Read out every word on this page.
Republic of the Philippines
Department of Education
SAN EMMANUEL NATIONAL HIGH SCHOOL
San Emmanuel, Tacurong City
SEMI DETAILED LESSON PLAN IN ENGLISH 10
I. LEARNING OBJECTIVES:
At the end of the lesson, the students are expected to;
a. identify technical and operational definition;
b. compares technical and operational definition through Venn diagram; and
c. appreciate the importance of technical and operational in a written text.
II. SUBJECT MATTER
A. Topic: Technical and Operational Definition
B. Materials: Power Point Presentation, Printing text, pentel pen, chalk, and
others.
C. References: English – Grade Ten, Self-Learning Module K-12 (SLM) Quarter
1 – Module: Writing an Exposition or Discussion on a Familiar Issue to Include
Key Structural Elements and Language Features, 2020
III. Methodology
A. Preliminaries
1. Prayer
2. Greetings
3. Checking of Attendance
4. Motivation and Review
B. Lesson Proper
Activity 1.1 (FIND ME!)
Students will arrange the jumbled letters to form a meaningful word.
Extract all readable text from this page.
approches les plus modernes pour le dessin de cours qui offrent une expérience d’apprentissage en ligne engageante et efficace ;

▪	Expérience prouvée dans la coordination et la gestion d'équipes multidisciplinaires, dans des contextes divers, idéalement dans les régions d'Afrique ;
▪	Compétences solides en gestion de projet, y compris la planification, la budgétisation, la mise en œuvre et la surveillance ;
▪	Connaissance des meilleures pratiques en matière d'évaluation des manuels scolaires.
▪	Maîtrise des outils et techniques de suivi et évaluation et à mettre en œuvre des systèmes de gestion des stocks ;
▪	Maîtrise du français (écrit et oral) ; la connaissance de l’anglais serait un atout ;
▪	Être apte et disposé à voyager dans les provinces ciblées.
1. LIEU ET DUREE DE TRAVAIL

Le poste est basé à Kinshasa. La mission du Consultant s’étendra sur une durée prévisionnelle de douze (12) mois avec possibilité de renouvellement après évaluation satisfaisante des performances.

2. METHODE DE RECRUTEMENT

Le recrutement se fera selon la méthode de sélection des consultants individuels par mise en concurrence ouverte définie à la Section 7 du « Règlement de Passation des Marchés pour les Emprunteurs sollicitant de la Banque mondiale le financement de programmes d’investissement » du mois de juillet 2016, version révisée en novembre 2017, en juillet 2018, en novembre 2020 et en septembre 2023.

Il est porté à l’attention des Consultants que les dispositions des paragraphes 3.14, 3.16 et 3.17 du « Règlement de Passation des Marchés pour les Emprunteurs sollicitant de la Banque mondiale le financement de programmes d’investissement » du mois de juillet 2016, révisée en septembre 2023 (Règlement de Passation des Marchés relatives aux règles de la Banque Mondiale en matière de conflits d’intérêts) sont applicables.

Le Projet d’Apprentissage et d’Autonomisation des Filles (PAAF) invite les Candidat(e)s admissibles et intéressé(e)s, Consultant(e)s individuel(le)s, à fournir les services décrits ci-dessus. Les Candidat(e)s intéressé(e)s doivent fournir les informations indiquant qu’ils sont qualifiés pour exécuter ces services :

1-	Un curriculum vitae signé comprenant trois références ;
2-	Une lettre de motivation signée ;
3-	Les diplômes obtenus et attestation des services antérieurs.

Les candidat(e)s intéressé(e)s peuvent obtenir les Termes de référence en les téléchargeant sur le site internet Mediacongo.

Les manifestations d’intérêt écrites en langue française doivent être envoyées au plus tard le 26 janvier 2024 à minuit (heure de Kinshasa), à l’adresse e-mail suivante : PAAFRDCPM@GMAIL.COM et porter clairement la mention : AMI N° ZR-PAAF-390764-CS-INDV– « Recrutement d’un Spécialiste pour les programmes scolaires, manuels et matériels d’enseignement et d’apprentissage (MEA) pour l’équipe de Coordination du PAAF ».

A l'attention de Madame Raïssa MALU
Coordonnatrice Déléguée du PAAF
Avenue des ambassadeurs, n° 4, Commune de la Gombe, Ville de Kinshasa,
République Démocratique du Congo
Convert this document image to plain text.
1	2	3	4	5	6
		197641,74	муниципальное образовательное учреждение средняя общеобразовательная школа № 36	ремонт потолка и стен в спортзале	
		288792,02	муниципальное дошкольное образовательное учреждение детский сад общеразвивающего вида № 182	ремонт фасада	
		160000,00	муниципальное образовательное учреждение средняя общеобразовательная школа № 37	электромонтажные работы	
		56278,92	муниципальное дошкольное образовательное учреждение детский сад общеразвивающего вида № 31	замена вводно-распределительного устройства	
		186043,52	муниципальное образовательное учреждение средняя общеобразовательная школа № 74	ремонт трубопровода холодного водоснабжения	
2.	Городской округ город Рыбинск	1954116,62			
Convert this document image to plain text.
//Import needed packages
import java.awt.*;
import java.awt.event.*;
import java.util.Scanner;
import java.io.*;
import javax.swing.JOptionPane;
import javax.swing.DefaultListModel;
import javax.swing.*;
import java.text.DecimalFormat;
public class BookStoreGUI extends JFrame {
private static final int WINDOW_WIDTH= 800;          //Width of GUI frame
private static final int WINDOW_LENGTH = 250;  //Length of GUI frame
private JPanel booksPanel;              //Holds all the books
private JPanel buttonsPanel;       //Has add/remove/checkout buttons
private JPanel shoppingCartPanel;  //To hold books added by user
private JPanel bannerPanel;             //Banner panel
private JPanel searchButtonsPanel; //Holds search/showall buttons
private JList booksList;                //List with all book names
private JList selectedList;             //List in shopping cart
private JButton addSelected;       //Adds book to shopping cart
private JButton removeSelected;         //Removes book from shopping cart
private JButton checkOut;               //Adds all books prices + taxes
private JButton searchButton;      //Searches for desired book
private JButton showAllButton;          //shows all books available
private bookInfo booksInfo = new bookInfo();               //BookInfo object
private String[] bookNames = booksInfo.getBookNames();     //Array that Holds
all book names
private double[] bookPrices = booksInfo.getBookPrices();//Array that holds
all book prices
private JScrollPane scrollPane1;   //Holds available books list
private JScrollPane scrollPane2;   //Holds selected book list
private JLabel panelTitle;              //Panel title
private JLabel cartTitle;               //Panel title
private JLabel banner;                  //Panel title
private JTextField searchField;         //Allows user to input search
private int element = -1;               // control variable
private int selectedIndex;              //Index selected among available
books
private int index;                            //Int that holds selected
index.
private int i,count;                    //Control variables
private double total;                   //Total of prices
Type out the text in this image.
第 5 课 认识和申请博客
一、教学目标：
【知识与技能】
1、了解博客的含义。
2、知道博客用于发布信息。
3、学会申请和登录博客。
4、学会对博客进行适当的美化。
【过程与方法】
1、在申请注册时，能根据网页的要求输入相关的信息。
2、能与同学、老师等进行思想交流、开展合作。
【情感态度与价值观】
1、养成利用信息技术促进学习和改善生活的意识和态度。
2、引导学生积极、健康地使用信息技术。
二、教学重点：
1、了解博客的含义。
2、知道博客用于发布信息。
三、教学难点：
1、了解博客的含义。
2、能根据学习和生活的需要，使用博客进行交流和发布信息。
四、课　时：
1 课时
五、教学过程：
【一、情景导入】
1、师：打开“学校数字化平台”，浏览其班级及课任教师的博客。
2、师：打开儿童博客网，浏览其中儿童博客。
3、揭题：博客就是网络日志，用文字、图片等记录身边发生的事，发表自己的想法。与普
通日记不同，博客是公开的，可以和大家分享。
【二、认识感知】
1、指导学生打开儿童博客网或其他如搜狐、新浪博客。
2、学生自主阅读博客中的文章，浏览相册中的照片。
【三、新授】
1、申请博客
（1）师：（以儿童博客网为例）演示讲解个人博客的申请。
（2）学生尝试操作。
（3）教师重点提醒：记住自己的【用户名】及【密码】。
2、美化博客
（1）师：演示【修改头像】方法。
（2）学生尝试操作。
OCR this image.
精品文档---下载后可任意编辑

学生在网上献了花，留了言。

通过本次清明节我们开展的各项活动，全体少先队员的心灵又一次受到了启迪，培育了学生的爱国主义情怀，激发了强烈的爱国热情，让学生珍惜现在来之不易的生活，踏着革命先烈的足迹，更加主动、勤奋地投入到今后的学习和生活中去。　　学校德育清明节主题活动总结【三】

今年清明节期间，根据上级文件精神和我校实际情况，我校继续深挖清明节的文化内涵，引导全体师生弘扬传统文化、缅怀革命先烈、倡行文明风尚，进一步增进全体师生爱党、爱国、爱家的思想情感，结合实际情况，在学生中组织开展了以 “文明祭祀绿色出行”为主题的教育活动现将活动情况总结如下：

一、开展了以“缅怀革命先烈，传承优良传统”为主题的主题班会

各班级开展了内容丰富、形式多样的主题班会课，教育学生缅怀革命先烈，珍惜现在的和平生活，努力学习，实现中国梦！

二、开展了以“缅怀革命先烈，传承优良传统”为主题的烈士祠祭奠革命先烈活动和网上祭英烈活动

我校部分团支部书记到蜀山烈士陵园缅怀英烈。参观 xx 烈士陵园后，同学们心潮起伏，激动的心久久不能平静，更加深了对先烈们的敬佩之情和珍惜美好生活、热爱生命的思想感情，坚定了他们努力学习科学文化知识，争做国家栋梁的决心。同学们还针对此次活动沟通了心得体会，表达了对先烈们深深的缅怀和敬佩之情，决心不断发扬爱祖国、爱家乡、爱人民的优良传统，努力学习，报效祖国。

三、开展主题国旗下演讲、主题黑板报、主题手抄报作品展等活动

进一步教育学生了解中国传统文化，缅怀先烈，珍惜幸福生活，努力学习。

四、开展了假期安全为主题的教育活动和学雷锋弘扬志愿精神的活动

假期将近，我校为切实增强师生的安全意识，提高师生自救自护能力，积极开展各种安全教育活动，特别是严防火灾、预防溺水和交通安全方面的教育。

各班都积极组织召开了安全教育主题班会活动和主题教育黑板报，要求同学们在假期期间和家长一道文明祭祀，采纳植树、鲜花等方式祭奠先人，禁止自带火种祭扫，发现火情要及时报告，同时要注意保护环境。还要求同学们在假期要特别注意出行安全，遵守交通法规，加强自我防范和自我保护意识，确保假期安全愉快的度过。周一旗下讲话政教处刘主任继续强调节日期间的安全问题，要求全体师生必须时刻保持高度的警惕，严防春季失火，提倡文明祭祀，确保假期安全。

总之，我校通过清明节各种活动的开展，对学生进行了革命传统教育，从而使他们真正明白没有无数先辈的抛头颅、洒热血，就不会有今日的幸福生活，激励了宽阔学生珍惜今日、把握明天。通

GIVEN PROBLEM
What needs duplicating is the run of lines from the one containing "OCR this image." through the last line of the entries above, exact and complete.

SOLUTION TO THE EXERCISE
OCR this image.
精品文档---下载后可任意编辑

学生在网上献了花，留了言。

通过本次清明节我们开展的各项活动，全体少先队员的心灵又一次受到了启迪，培育了学生的爱国主义情怀，激发了强烈的爱国热情，让学生珍惜现在来之不易的生活，踏着革命先烈的足迹，更加主动、勤奋地投入到今后的学习和生活中去。　　学校德育清明节主题活动总结【三】

今年清明节期间，根据上级文件精神和我校实际情况，我校继续深挖清明节的文化内涵，引导全体师生弘扬传统文化、缅怀革命先烈、倡行文明风尚，进一步增进全体师生爱党、爱国、爱家的思想情感，结合实际情况，在学生中组织开展了以 “文明祭祀绿色出行”为主题的教育活动现将活动情况总结如下：

一、开展了以“缅怀革命先烈，传承优良传统”为主题的主题班会

各班级开展了内容丰富、形式多样的主题班会课，教育学生缅怀革命先烈，珍惜现在的和平生活，努力学习，实现中国梦！

二、开展了以“缅怀革命先烈，传承优良传统”为主题的烈士祠祭奠革命先烈活动和网上祭英烈活动

我校部分团支部书记到蜀山烈士陵园缅怀英烈。参观 xx 烈士陵园后，同学们心潮起伏，激动的心久久不能平静，更加深了对先烈们的敬佩之情和珍惜美好生活、热爱生命的思想感情，坚定了他们努力学习科学文化知识，争做国家栋梁的决心。同学们还针对此次活动沟通了心得体会，表达了对先烈们深深的缅怀和敬佩之情，决心不断发扬爱祖国、爱家乡、爱人民的优良传统，努力学习，报效祖国。

三、开展主题国旗下演讲、主题黑板报、主题手抄报作品展等活动

进一步教育学生了解中国传统文化，缅怀先烈，珍惜幸福生活，努力学习。

四、开展了假期安全为主题的教育活动和学雷锋弘扬志愿精神的活动

假期将近，我校为切实增强师生的安全意识，提高师生自救自护能力，积极开展各种安全教育活动，特别是严防火灾、预防溺水和交通安全方面的教育。

各班都积极组织召开了安全教育主题班会活动和主题教育黑板报，要求同学们在假期期间和家长一道文明祭祀，采纳植树、鲜花等方式祭奠先人，禁止自带火种祭扫，发现火情要及时报告，同时要注意保护环境。还要求同学们在假期要特别注意出行安全，遵守交通法规，加强自我防范和自我保护意识，确保假期安全愉快的度过。周一旗下讲话政教处刘主任继续强调节日期间的安全问题，要求全体师生必须时刻保持高度的警惕，严防春季失火，提倡文明祭祀，确保假期安全。

总之，我校通过清明节各种活动的开展，对学生进行了革命传统教育，从而使他们真正明白没有无数先辈的抛头颅、洒热血，就不会有今日的幸福生活，激励了宽阔学生珍惜今日、把握明天。通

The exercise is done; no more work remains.